:: Exercise data ::
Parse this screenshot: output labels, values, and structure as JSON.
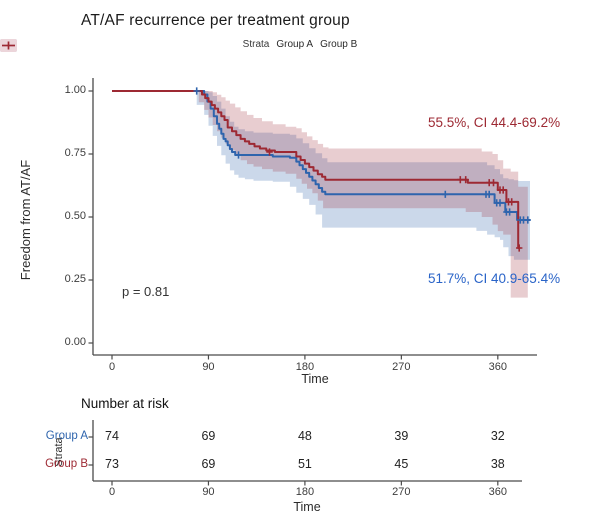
{
  "title": "AT/AF recurrence per treatment group",
  "legend": {
    "title": "Strata"
  },
  "annotations": {
    "p_value": "p = 0.81",
    "group_b_estimate": "55.5%, CI 44.4-69.2%",
    "group_a_estimate": "51.7%, CI 40.9-65.4%"
  },
  "chart_data": {
    "type": "line",
    "subtype": "kaplan-meier-step",
    "title": "AT/AF recurrence per treatment group",
    "xlabel": "Time",
    "ylabel": "Freedom from AT/AF",
    "xlim": [
      -18,
      397
    ],
    "ylim": [
      0,
      1.05
    ],
    "grid": false,
    "legend_position": "top",
    "xticks": [
      {
        "t": 0,
        "label": "0"
      },
      {
        "t": 90,
        "label": "90"
      },
      {
        "t": 180,
        "label": "180"
      },
      {
        "t": 270,
        "label": "270"
      },
      {
        "t": 360,
        "label": "360"
      }
    ],
    "yticks": [
      {
        "v": 1.0,
        "label": "1.00"
      },
      {
        "v": 0.75,
        "label": "0.75"
      },
      {
        "v": 0.5,
        "label": "0.50"
      },
      {
        "v": 0.25,
        "label": "0.25"
      },
      {
        "v": 0.0,
        "label": "0.00"
      }
    ],
    "colors": {
      "group_a_line": "#2e64ad",
      "group_b_line": "#9d2933",
      "group_a_band": "rgba(46,100,173,0.25)",
      "group_b_band": "rgba(157,41,51,0.23)",
      "group_a_key_bg": "#cfe0f2",
      "group_b_key_bg": "#ecd5da",
      "group_a_text": "#2a64c8",
      "group_b_text": "#9d2933",
      "axis": "#4a4a4a",
      "axis_text": "#3c3c3c"
    },
    "series": [
      {
        "name": "Group A",
        "steps": [
          [
            0,
            1
          ],
          [
            83,
            1
          ],
          [
            86,
            0.986
          ],
          [
            89,
            0.958
          ],
          [
            92,
            0.93
          ],
          [
            95,
            0.9
          ],
          [
            98,
            0.87
          ],
          [
            100,
            0.85
          ],
          [
            102,
            0.83
          ],
          [
            104,
            0.81
          ],
          [
            106,
            0.8
          ],
          [
            108,
            0.785
          ],
          [
            110,
            0.77
          ],
          [
            112,
            0.758
          ],
          [
            115,
            0.746
          ],
          [
            150,
            0.74
          ],
          [
            166,
            0.735
          ],
          [
            172,
            0.72
          ],
          [
            175,
            0.705
          ],
          [
            178,
            0.69
          ],
          [
            181,
            0.675
          ],
          [
            184,
            0.66
          ],
          [
            187,
            0.645
          ],
          [
            190,
            0.63
          ],
          [
            193,
            0.615
          ],
          [
            196,
            0.6
          ],
          [
            199,
            0.59
          ],
          [
            357,
            0.556
          ],
          [
            367,
            0.52
          ],
          [
            378,
            0.488
          ],
          [
            390,
            0.488
          ]
        ],
        "censors": [
          [
            79,
            1
          ],
          [
            118,
            0.746
          ],
          [
            311,
            0.59
          ],
          [
            349,
            0.59
          ],
          [
            352,
            0.59
          ],
          [
            359,
            0.556
          ],
          [
            362,
            0.556
          ],
          [
            368,
            0.52
          ],
          [
            371,
            0.52
          ],
          [
            381,
            0.488
          ],
          [
            384,
            0.488
          ],
          [
            388,
            0.488
          ]
        ],
        "band": [
          [
            79,
            1,
            1
          ],
          [
            86,
            1,
            0.945
          ],
          [
            90,
            0.995,
            0.905
          ],
          [
            94,
            0.98,
            0.862
          ],
          [
            98,
            0.958,
            0.822
          ],
          [
            102,
            0.93,
            0.782
          ],
          [
            106,
            0.9,
            0.745
          ],
          [
            110,
            0.878,
            0.712
          ],
          [
            114,
            0.858,
            0.685
          ],
          [
            118,
            0.848,
            0.668
          ],
          [
            124,
            0.84,
            0.656
          ],
          [
            132,
            0.835,
            0.65
          ],
          [
            150,
            0.83,
            0.644
          ],
          [
            166,
            0.826,
            0.64
          ],
          [
            172,
            0.812,
            0.62
          ],
          [
            178,
            0.793,
            0.596
          ],
          [
            184,
            0.773,
            0.572
          ],
          [
            190,
            0.753,
            0.548
          ],
          [
            196,
            0.733,
            0.51
          ],
          [
            201,
            0.717,
            0.458
          ],
          [
            340,
            0.717,
            0.458
          ],
          [
            350,
            0.705,
            0.445
          ],
          [
            357,
            0.69,
            0.43
          ],
          [
            362,
            0.67,
            0.42
          ],
          [
            365,
            0.654,
            0.409
          ],
          [
            370,
            0.65,
            0.38
          ],
          [
            375,
            0.646,
            0.345
          ],
          [
            379,
            0.643,
            0.33
          ],
          [
            390,
            0.64,
            0.33
          ]
        ],
        "estimate_at_365": "51.7%, CI 40.9-65.4%"
      },
      {
        "name": "Group B",
        "steps": [
          [
            0,
            1
          ],
          [
            81,
            1
          ],
          [
            84,
            0.986
          ],
          [
            87,
            0.972
          ],
          [
            90,
            0.958
          ],
          [
            93,
            0.944
          ],
          [
            96,
            0.93
          ],
          [
            99,
            0.915
          ],
          [
            102,
            0.9
          ],
          [
            105,
            0.885
          ],
          [
            108,
            0.855
          ],
          [
            112,
            0.84
          ],
          [
            116,
            0.825
          ],
          [
            120,
            0.81
          ],
          [
            124,
            0.8
          ],
          [
            128,
            0.79
          ],
          [
            133,
            0.78
          ],
          [
            138,
            0.772
          ],
          [
            144,
            0.764
          ],
          [
            152,
            0.758
          ],
          [
            172,
            0.74
          ],
          [
            176,
            0.726
          ],
          [
            180,
            0.712
          ],
          [
            184,
            0.698
          ],
          [
            188,
            0.684
          ],
          [
            192,
            0.67
          ],
          [
            196,
            0.66
          ],
          [
            199,
            0.648
          ],
          [
            332,
            0.636
          ],
          [
            360,
            0.607
          ],
          [
            368,
            0.56
          ],
          [
            379,
            0.377
          ],
          [
            381,
            0.377
          ]
        ],
        "censors": [
          [
            147,
            0.758
          ],
          [
            325,
            0.648
          ],
          [
            330,
            0.648
          ],
          [
            352,
            0.636
          ],
          [
            356,
            0.636
          ],
          [
            362,
            0.607
          ],
          [
            365,
            0.607
          ],
          [
            370,
            0.56
          ],
          [
            373,
            0.56
          ],
          [
            380,
            0.377
          ]
        ],
        "band": [
          [
            81,
            1,
            1
          ],
          [
            86,
            1,
            0.955
          ],
          [
            90,
            1,
            0.925
          ],
          [
            94,
            0.995,
            0.895
          ],
          [
            98,
            0.985,
            0.865
          ],
          [
            102,
            0.975,
            0.84
          ],
          [
            106,
            0.962,
            0.815
          ],
          [
            110,
            0.95,
            0.79
          ],
          [
            115,
            0.935,
            0.765
          ],
          [
            120,
            0.92,
            0.745
          ],
          [
            126,
            0.905,
            0.725
          ],
          [
            132,
            0.893,
            0.71
          ],
          [
            140,
            0.88,
            0.7
          ],
          [
            150,
            0.868,
            0.69
          ],
          [
            162,
            0.858,
            0.68
          ],
          [
            172,
            0.852,
            0.672
          ],
          [
            177,
            0.836,
            0.652
          ],
          [
            182,
            0.82,
            0.632
          ],
          [
            187,
            0.805,
            0.612
          ],
          [
            192,
            0.79,
            0.594
          ],
          [
            197,
            0.776,
            0.565
          ],
          [
            202,
            0.772,
            0.535
          ],
          [
            330,
            0.772,
            0.535
          ],
          [
            345,
            0.76,
            0.52
          ],
          [
            355,
            0.75,
            0.5
          ],
          [
            360,
            0.725,
            0.47
          ],
          [
            365,
            0.692,
            0.444
          ],
          [
            372,
            0.68,
            0.43
          ],
          [
            379,
            0.62,
            0.18
          ],
          [
            388,
            0.62,
            0.18
          ]
        ],
        "estimate_at_365": "55.5%, CI 44.4-69.2%"
      }
    ],
    "p_value": "p = 0.81"
  },
  "risk_table": {
    "title": "Number at risk",
    "axis_label": "Strata",
    "xlabel": "Time",
    "times": [
      0,
      90,
      180,
      270,
      360
    ],
    "rows": [
      {
        "label": "Group A",
        "values": [
          "74",
          "69",
          "48",
          "39",
          "32"
        ]
      },
      {
        "label": "Group B",
        "values": [
          "73",
          "69",
          "51",
          "45",
          "38"
        ]
      }
    ]
  }
}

:: Aim ::
Pull out all lines containing the word "title" from the entries above.

:: Response below ::
  "title": "AT/AF recurrence per treatment group",
    "title": "Strata"
    "title": "AT/AF recurrence per treatment group",
    "title": "Number at risk",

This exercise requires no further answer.